- **What this task involves**
From the entries below, tally how many lines contain "Wampanoag" and report only that figure.
::::::
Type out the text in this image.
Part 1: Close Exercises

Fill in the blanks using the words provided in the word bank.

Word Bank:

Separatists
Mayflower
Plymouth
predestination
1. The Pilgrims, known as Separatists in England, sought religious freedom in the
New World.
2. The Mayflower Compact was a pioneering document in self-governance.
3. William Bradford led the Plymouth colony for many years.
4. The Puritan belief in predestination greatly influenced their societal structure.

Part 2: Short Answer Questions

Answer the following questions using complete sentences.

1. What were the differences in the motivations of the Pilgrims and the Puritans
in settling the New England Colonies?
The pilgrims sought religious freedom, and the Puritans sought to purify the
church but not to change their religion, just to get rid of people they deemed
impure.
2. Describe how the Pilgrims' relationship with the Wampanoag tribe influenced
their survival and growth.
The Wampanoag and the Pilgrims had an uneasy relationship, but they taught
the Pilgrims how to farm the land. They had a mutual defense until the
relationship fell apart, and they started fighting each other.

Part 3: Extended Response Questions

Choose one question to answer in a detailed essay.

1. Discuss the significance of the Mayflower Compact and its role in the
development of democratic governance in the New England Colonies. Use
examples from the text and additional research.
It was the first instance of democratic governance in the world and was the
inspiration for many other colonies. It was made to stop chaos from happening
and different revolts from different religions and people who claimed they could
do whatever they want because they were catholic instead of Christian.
::::::
- **Answer to this problem**
2